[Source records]
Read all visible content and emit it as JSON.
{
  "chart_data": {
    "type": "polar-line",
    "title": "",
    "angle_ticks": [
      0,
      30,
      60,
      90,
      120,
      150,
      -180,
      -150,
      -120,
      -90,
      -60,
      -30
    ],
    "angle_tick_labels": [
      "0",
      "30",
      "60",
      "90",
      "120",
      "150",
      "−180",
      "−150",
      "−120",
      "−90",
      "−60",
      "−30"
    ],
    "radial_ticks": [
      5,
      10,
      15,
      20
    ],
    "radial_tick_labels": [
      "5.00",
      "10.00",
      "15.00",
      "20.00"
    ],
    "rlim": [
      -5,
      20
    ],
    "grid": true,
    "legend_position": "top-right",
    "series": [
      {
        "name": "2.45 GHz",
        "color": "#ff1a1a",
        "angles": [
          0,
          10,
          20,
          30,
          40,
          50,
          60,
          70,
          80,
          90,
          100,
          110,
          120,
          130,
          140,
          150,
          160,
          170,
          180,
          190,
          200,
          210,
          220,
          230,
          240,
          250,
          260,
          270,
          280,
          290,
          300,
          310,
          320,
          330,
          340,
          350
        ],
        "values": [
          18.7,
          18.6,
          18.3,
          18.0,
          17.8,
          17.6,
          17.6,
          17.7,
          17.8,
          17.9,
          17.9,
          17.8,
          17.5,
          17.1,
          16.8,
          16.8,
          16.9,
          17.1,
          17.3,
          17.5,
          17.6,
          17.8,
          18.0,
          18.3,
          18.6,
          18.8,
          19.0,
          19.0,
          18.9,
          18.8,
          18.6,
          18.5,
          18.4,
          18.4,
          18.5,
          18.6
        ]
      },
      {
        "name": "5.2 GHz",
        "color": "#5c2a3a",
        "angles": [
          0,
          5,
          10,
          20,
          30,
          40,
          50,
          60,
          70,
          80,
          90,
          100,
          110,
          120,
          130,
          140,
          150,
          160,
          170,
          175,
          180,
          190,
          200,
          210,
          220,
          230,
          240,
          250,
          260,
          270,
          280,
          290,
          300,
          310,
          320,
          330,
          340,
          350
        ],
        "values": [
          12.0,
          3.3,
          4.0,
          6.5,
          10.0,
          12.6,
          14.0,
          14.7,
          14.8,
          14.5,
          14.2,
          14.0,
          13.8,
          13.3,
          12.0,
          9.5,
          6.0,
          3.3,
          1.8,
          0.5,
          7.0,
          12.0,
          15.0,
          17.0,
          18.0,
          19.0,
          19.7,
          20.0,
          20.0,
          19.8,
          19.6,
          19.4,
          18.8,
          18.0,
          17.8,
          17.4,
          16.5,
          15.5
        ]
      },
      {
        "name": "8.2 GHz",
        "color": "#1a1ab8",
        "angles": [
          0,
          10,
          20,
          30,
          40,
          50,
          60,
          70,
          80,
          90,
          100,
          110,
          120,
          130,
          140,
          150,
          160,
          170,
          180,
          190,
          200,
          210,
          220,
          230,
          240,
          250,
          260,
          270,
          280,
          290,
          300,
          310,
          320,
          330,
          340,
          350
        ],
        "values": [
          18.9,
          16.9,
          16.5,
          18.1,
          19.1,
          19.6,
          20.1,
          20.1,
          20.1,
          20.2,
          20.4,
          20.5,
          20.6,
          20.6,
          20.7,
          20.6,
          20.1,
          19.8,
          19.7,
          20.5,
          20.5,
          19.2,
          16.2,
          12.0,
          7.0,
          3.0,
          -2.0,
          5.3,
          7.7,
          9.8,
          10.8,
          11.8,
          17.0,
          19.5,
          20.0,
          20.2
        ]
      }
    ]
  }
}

WHAT YOU HAVE TO DO: Check all the records above and select each line where the string "color" is found.

TASK OUTPUT:
        "color": "#ff1a1a",
        "color": "#5c2a3a",
        "color": "#1a1ab8",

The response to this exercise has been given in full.